PROBLEM TO WORK ON
Exactly as written, quote every line that follows, skipping the images.

(Extracted records)
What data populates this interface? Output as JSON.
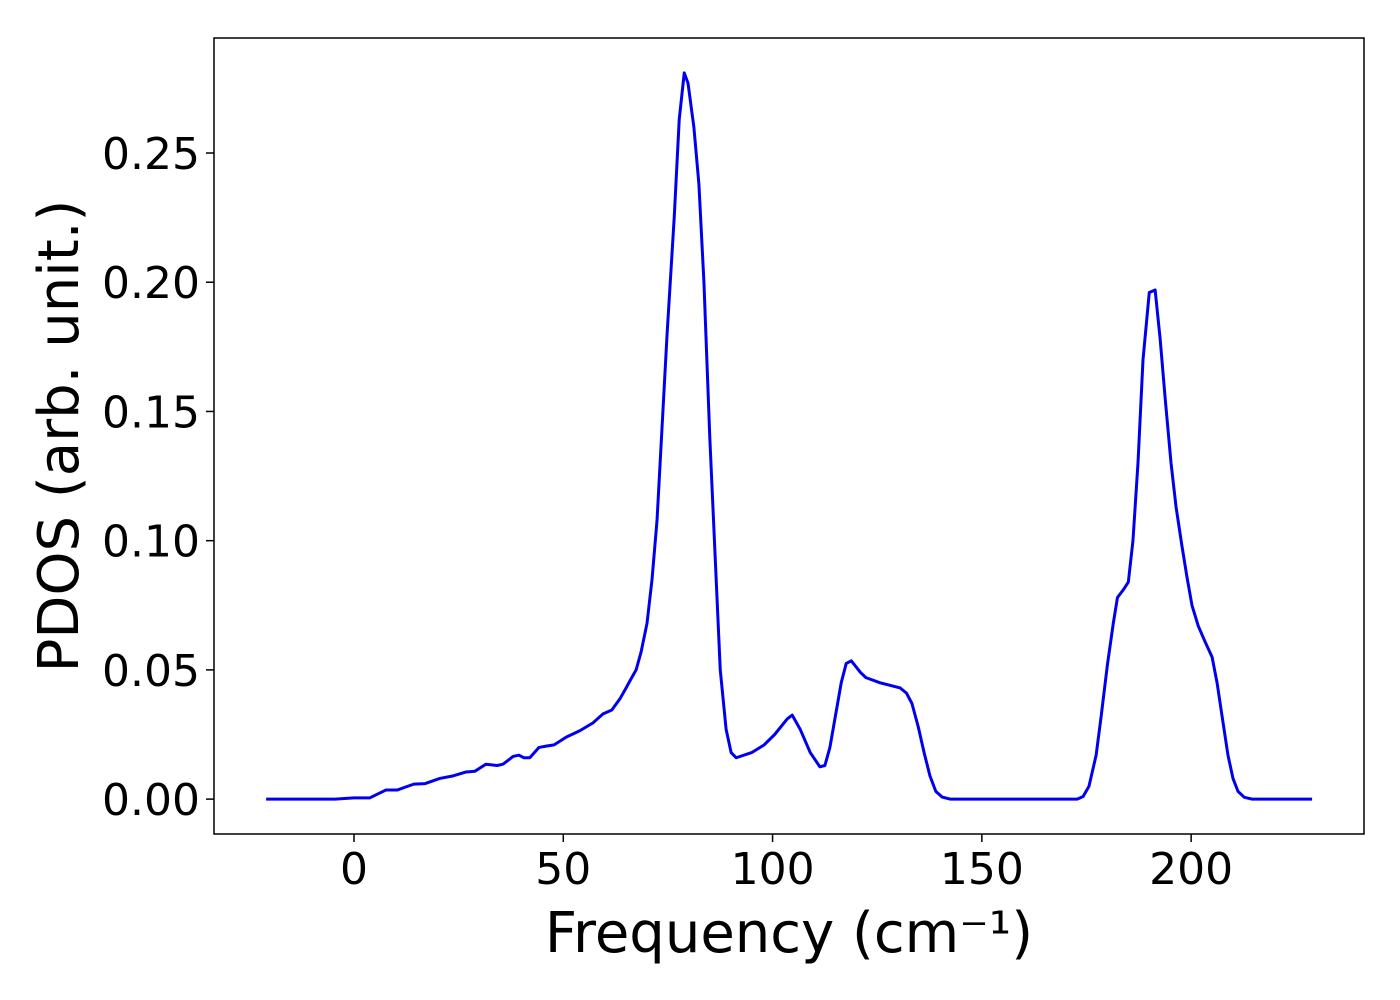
{
  "chart_data": {
    "type": "line",
    "xlabel": "Frequency (cm⁻¹)",
    "ylabel": "PDOS (arb. unit.)",
    "x": [
      -21,
      -4.5,
      0,
      3.8,
      5.7,
      7.6,
      10.3,
      12,
      14.3,
      17,
      20.5,
      23.7,
      26.8,
      28.9,
      31.5,
      34.2,
      35.6,
      38,
      39.4,
      40.6,
      42,
      44.2,
      45.9,
      47.8,
      50.7,
      54,
      57.1,
      59.5,
      61.6,
      63.6,
      65,
      66,
      67.4,
      68.6,
      70,
      71.2,
      72.4,
      73.4,
      74.8,
      76.5,
      77.7,
      78.9,
      79.8,
      81.2,
      82.4,
      83.6,
      85,
      87.5,
      88.9,
      90.1,
      91.3,
      95,
      98,
      100.5,
      103.5,
      104.7,
      106.6,
      109,
      111.3,
      112.5,
      113.7,
      116.4,
      117.6,
      118.8,
      121,
      122.3,
      125.7,
      130.5,
      132,
      133.3,
      134.8,
      136.2,
      137.6,
      139,
      140.5,
      142.4,
      172.8,
      174.2,
      175.6,
      177.3,
      178.5,
      180,
      181.4,
      182.4,
      183.8,
      185,
      186.1,
      187.3,
      188.5,
      190,
      191.4,
      192.6,
      193.8,
      195.2,
      196.4,
      197.8,
      199,
      200.2,
      201.7,
      203.3,
      205,
      206.2,
      207.4,
      208.8,
      210,
      211.2,
      212.7,
      214.6,
      228.9
    ],
    "series": [
      {
        "name": "PDOS",
        "color": "#0000ee",
        "values": [
          0,
          0,
          0.0005,
          0.0005,
          0.002,
          0.0035,
          0.0035,
          0.0045,
          0.0058,
          0.006,
          0.008,
          0.009,
          0.0105,
          0.0108,
          0.0135,
          0.013,
          0.0135,
          0.0165,
          0.017,
          0.016,
          0.016,
          0.02,
          0.0205,
          0.021,
          0.024,
          0.0265,
          0.0295,
          0.033,
          0.0345,
          0.039,
          0.043,
          0.046,
          0.05,
          0.057,
          0.068,
          0.085,
          0.108,
          0.138,
          0.18,
          0.225,
          0.263,
          0.281,
          0.277,
          0.26,
          0.238,
          0.2,
          0.14,
          0.05,
          0.027,
          0.018,
          0.016,
          0.018,
          0.021,
          0.025,
          0.031,
          0.0325,
          0.027,
          0.018,
          0.0125,
          0.013,
          0.02,
          0.045,
          0.0525,
          0.0535,
          0.049,
          0.047,
          0.045,
          0.043,
          0.041,
          0.037,
          0.028,
          0.018,
          0.009,
          0.003,
          0.0008,
          0,
          0,
          0.001,
          0.005,
          0.017,
          0.032,
          0.052,
          0.068,
          0.078,
          0.081,
          0.084,
          0.1,
          0.13,
          0.17,
          0.196,
          0.197,
          0.178,
          0.155,
          0.13,
          0.113,
          0.098,
          0.086,
          0.075,
          0.067,
          0.061,
          0.055,
          0.045,
          0.032,
          0.017,
          0.008,
          0.003,
          0.0007,
          0,
          0
        ]
      }
    ],
    "xlim": [
      -33.45,
      241.3
    ],
    "ylim": [
      -0.0135,
      0.2945
    ],
    "xticks": [
      0,
      50,
      100,
      150,
      200
    ],
    "yticks": [
      {
        "value": 0,
        "label": "0.00"
      },
      {
        "value": 0.05,
        "label": "0.05"
      },
      {
        "value": 0.1,
        "label": "0.10"
      },
      {
        "value": 0.15,
        "label": "0.15"
      },
      {
        "value": 0.2,
        "label": "0.20"
      },
      {
        "value": 0.25,
        "label": "0.25"
      }
    ],
    "grid": false
  }
}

SOLUTION
What data populates this interface? Output as JSON.
{
  "chart_data": {
    "type": "line",
    "xlabel": "Frequency (cm⁻¹)",
    "ylabel": "PDOS (arb. unit.)",
    "x": [
      -21,
      -4.5,
      0,
      3.8,
      5.7,
      7.6,
      10.3,
      12,
      14.3,
      17,
      20.5,
      23.7,
      26.8,
      28.9,
      31.5,
      34.2,
      35.6,
      38,
      39.4,
      40.6,
      42,
      44.2,
      45.9,
      47.8,
      50.7,
      54,
      57.1,
      59.5,
      61.6,
      63.6,
      65,
      66,
      67.4,
      68.6,
      70,
      71.2,
      72.4,
      73.4,
      74.8,
      76.5,
      77.7,
      78.9,
      79.8,
      81.2,
      82.4,
      83.6,
      85,
      87.5,
      88.9,
      90.1,
      91.3,
      95,
      98,
      100.5,
      103.5,
      104.7,
      106.6,
      109,
      111.3,
      112.5,
      113.7,
      116.4,
      117.6,
      118.8,
      121,
      122.3,
      125.7,
      130.5,
      132,
      133.3,
      134.8,
      136.2,
      137.6,
      139,
      140.5,
      142.4,
      172.8,
      174.2,
      175.6,
      177.3,
      178.5,
      180,
      181.4,
      182.4,
      183.8,
      185,
      186.1,
      187.3,
      188.5,
      190,
      191.4,
      192.6,
      193.8,
      195.2,
      196.4,
      197.8,
      199,
      200.2,
      201.7,
      203.3,
      205,
      206.2,
      207.4,
      208.8,
      210,
      211.2,
      212.7,
      214.6,
      228.9
    ],
    "series": [
      {
        "name": "PDOS",
        "color": "#0000ee",
        "values": [
          0,
          0,
          0.0005,
          0.0005,
          0.002,
          0.0035,
          0.0035,
          0.0045,
          0.0058,
          0.006,
          0.008,
          0.009,
          0.0105,
          0.0108,
          0.0135,
          0.013,
          0.0135,
          0.0165,
          0.017,
          0.016,
          0.016,
          0.02,
          0.0205,
          0.021,
          0.024,
          0.0265,
          0.0295,
          0.033,
          0.0345,
          0.039,
          0.043,
          0.046,
          0.05,
          0.057,
          0.068,
          0.085,
          0.108,
          0.138,
          0.18,
          0.225,
          0.263,
          0.281,
          0.277,
          0.26,
          0.238,
          0.2,
          0.14,
          0.05,
          0.027,
          0.018,
          0.016,
          0.018,
          0.021,
          0.025,
          0.031,
          0.0325,
          0.027,
          0.018,
          0.0125,
          0.013,
          0.02,
          0.045,
          0.0525,
          0.0535,
          0.049,
          0.047,
          0.045,
          0.043,
          0.041,
          0.037,
          0.028,
          0.018,
          0.009,
          0.003,
          0.0008,
          0,
          0,
          0.001,
          0.005,
          0.017,
          0.032,
          0.052,
          0.068,
          0.078,
          0.081,
          0.084,
          0.1,
          0.13,
          0.17,
          0.196,
          0.197,
          0.178,
          0.155,
          0.13,
          0.113,
          0.098,
          0.086,
          0.075,
          0.067,
          0.061,
          0.055,
          0.045,
          0.032,
          0.017,
          0.008,
          0.003,
          0.0007,
          0,
          0
        ]
      }
    ],
    "xlim": [
      -33.45,
      241.3
    ],
    "ylim": [
      -0.0135,
      0.2945
    ],
    "xticks": [
      0,
      50,
      100,
      150,
      200
    ],
    "yticks": [
      {
        "value": 0,
        "label": "0.00"
      },
      {
        "value": 0.05,
        "label": "0.05"
      },
      {
        "value": 0.1,
        "label": "0.10"
      },
      {
        "value": 0.15,
        "label": "0.15"
      },
      {
        "value": 0.2,
        "label": "0.20"
      },
      {
        "value": 0.25,
        "label": "0.25"
      }
    ],
    "grid": false
  }
}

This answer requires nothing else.